* begin EXERCISE DATA *
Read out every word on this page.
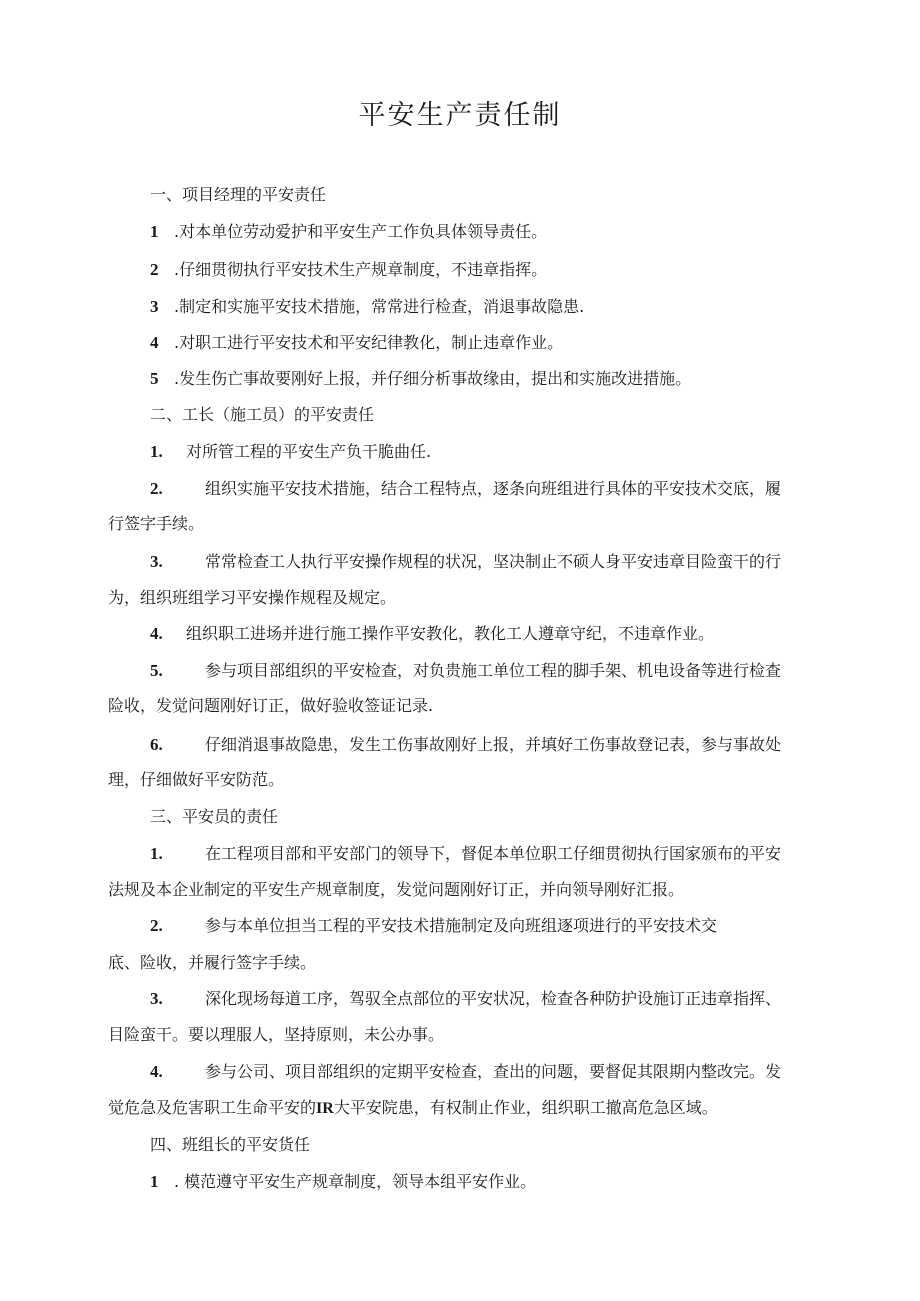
平安生产责任制
一、项目经理的平安责任
1 .对本单位劳动爱护和平安生产工作负具体领导责任。
2 .仔细贯彻执行平安技术生产规章制度，不违章指挥。
3 .制定和实施平安技术措施，常常进行检查，消退事故隐患.
4 .对职工进行平安技术和平安纪律教化，制止违章作业。
5 .发生伤亡事故要刚好上报，并仔细分析事故缘由，提出和实施改进措施。
二、工长（施工员）的平安责任
1. 对所管工程的平安生产负干脆曲任.
2.	组织实施平安技术措施，结合工程特点，逐条向班组进行具体的平安技术交底，履
行签字手续。
3.	常常检查工人执行平安操作规程的状况，坚决制止不硕人身平安违章目险蛮干的行
为，组织班组学习平安操作规程及规定。
4. 组织职工进场并进行施工操作平安教化，教化工人遵章守纪，不违章作业。
5.	参与项目部组织的平安检查，对负贵施工单位工程的脚手架、机电设备等进行检查
险收，发觉问题刚好订正，做好验收签证记录.
6.	仔细消退事故隐患，发生工伤事故刚好上报，并填好工伤事故登记表，参与事故处
理，仔细做好平安防范。
三、平安员的责任
1.	在工程项目部和平安部门的领导下，督促本单位职工仔细贯彻执行国家颁布的平安
法规及本企业制定的平安生产规章制度，发觉问题刚好订正，并向领导刚好汇报。
2.	参与本单位担当工程的平安技术措施制定及向班组逐项进行的平安技术交
底、险收，并履行签字手续。
3.	深化现场每道工序，驾驭全点部位的平安状况，检查各种防护设施订正违章指挥、
目险蛮干。要以理服人，坚持原则，未公办事。
4.	参与公司、项目部组织的定期平安检查，查出的问题，要督促其限期内整改完。发
觉危急及危害职工生命平安的IR大平安院患，有权制止作业，组织职工撤高危急区域。
四、班组长的平安货任
1 . 模范遵守平安生产规章制度，领导本组平安作业。
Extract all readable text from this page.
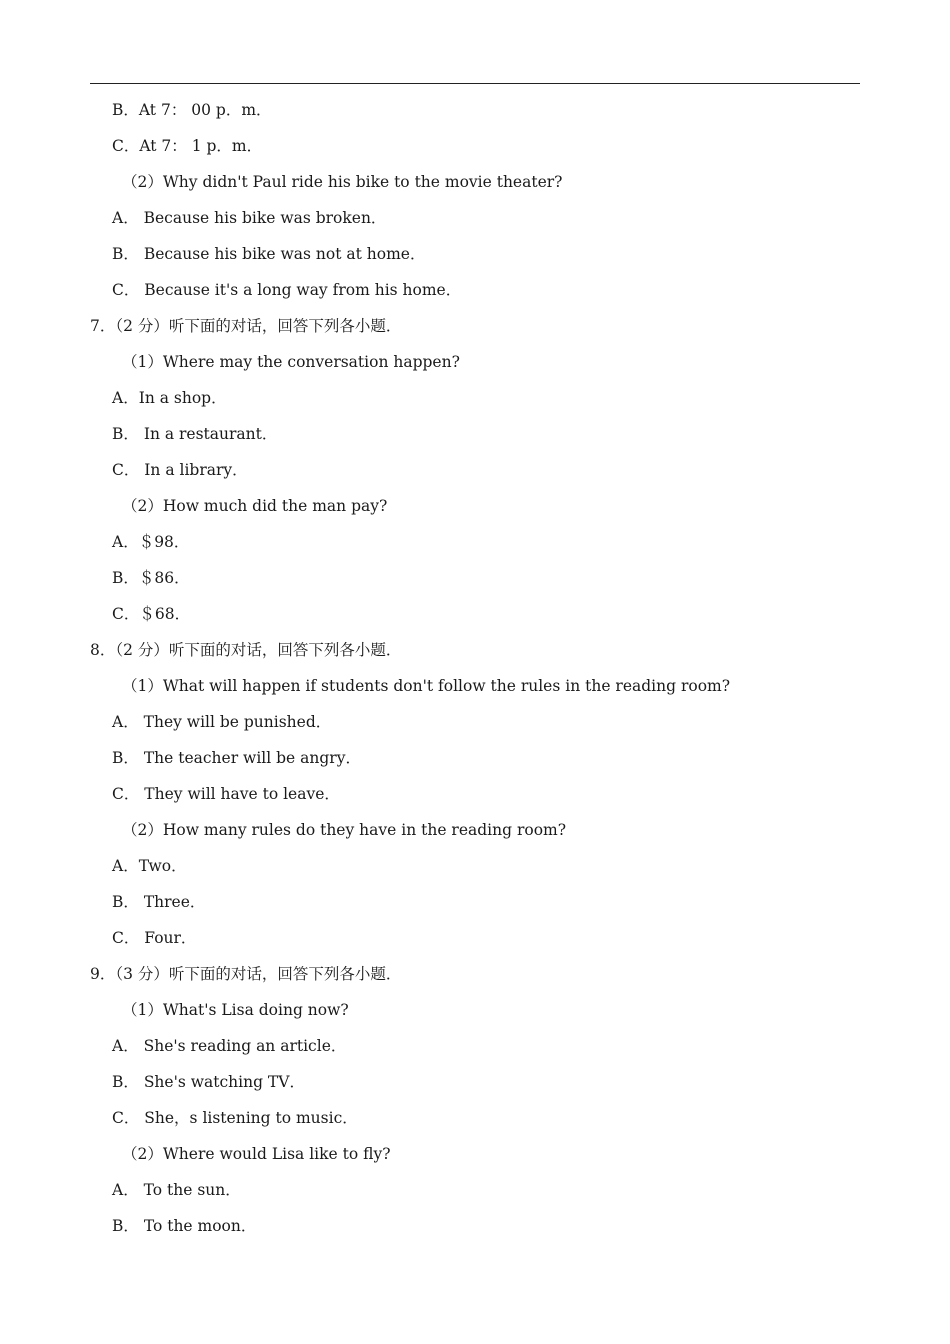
B．At 7： 00 p．m．
C．At 7： 1 p．m．
（2）Why didn't Paul ride his bike to the movie theater?
A． Because his bike was broken．
B． Because his bike was not at home．
C． Because it's a long way from his home．
7．（2 分）听下面的对话，回答下列各小题．
（1）Where may the conversation happen?
A．In a shop．
B． In a restaurant．
C． In a library．
（2）How much did the man pay?
A．＄98．
B．＄86．
C．＄68．
8．（2 分）听下面的对话，回答下列各小题．
（1）What will happen if students don't follow the rules in the reading room?
A． They will be punished．
B． The teacher will be angry．
C． They will have to leave．
（2）How many rules do they have in the reading room?
A．Two．
B． Three．
C． Four．
9．（3 分）听下面的对话，回答下列各小题．
（1）What's Lisa doing now?
A． She's reading an article．
B． She's watching TV．
C． She，s listening to music．
（2）Where would Lisa like to fly?
A． To the sun．
B． To the moon．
* end EXERCISE DATA *
**WHAT THE TASK ASKS**
Write out the whole listing again, exactly, with no pictures.

**OUTPUT OF THE TASK**
Read out every word on this page.
平安生产责任制
一、项目经理的平安责任
1 .对本单位劳动爱护和平安生产工作负具体领导责任。
2 .仔细贯彻执行平安技术生产规章制度，不违章指挥。
3 .制定和实施平安技术措施，常常进行检查，消退事故隐患.
4 .对职工进行平安技术和平安纪律教化，制止违章作业。
5 .发生伤亡事故要刚好上报，并仔细分析事故缘由，提出和实施改进措施。
二、工长（施工员）的平安责任
1. 对所管工程的平安生产负干脆曲任.
2.	组织实施平安技术措施，结合工程特点，逐条向班组进行具体的平安技术交底，履
行签字手续。
3.	常常检查工人执行平安操作规程的状况，坚决制止不硕人身平安违章目险蛮干的行
为，组织班组学习平安操作规程及规定。
4. 组织职工进场并进行施工操作平安教化，教化工人遵章守纪，不违章作业。
5.	参与项目部组织的平安检查，对负贵施工单位工程的脚手架、机电设备等进行检查
险收，发觉问题刚好订正，做好验收签证记录.
6.	仔细消退事故隐患，发生工伤事故刚好上报，并填好工伤事故登记表，参与事故处
理，仔细做好平安防范。
三、平安员的责任
1.	在工程项目部和平安部门的领导下，督促本单位职工仔细贯彻执行国家颁布的平安
法规及本企业制定的平安生产规章制度，发觉问题刚好订正，并向领导刚好汇报。
2.	参与本单位担当工程的平安技术措施制定及向班组逐项进行的平安技术交
底、险收，并履行签字手续。
3.	深化现场每道工序，驾驭全点部位的平安状况，检查各种防护设施订正违章指挥、
目险蛮干。要以理服人，坚持原则，未公办事。
4.	参与公司、项目部组织的定期平安检查，查出的问题，要督促其限期内整改完。发
觉危急及危害职工生命平安的IR大平安院患，有权制止作业，组织职工撤高危急区域。
四、班组长的平安货任
1 . 模范遵守平安生产规章制度，领导本组平安作业。
Extract all readable text from this page.
B．At 7： 00 p．m．
C．At 7： 1 p．m．
（2）Why didn't Paul ride his bike to the movie theater?
A． Because his bike was broken．
B． Because his bike was not at home．
C． Because it's a long way from his home．
7．（2 分）听下面的对话，回答下列各小题．
（1）Where may the conversation happen?
A．In a shop．
B． In a restaurant．
C． In a library．
（2）How much did the man pay?
A．＄98．
B．＄86．
C．＄68．
8．（2 分）听下面的对话，回答下列各小题．
（1）What will happen if students don't follow the rules in the reading room?
A． They will be punished．
B． The teacher will be angry．
C． They will have to leave．
（2）How many rules do they have in the reading room?
A．Two．
B． Three．
C． Four．
9．（3 分）听下面的对话，回答下列各小题．
（1）What's Lisa doing now?
A． She's reading an article．
B． She's watching TV．
C． She，s listening to music．
（2）Where would Lisa like to fly?
A． To the sun．
B． To the moon．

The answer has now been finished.